(Given task):
Your task is to copy every line of the entries that contains "sesji".

(Entries taken from a collection)
::::::
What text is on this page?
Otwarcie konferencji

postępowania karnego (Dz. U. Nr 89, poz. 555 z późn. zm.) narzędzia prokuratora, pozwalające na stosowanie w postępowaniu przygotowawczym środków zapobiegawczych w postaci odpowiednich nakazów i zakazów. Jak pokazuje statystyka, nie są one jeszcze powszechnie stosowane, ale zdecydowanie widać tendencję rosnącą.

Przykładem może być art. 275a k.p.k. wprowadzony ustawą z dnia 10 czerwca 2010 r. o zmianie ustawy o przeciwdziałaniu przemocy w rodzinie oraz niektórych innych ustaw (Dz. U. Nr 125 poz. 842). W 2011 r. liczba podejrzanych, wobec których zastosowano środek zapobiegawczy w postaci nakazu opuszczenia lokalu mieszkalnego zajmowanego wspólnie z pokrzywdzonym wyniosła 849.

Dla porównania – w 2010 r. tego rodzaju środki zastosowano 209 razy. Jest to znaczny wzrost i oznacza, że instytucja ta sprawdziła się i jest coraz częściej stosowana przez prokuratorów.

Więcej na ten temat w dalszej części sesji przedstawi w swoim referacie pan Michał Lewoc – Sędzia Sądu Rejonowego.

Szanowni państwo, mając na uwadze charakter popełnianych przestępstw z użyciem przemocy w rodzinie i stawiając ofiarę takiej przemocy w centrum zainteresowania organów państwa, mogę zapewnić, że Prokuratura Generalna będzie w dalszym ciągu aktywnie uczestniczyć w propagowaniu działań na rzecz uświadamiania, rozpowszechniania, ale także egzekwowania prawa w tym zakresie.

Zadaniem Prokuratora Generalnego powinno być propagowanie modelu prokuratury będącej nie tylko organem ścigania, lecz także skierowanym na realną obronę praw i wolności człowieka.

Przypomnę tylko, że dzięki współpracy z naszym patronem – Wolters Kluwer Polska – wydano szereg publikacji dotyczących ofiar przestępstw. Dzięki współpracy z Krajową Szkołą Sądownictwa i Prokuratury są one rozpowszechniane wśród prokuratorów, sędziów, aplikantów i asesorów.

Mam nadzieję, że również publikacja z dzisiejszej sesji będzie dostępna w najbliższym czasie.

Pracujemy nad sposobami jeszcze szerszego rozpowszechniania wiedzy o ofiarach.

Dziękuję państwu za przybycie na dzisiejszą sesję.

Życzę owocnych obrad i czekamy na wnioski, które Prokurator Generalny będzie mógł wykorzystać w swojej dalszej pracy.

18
::::::
(Completed exercise):
Więcej na ten temat w dalszej części sesji przedstawi w swoim referacie pan Michał Lewoc – Sędzia Sądu Rejonowego.
Mam nadzieję, że również publikacja z dzisiejszej sesji będzie dostępna w najbliższym czasie.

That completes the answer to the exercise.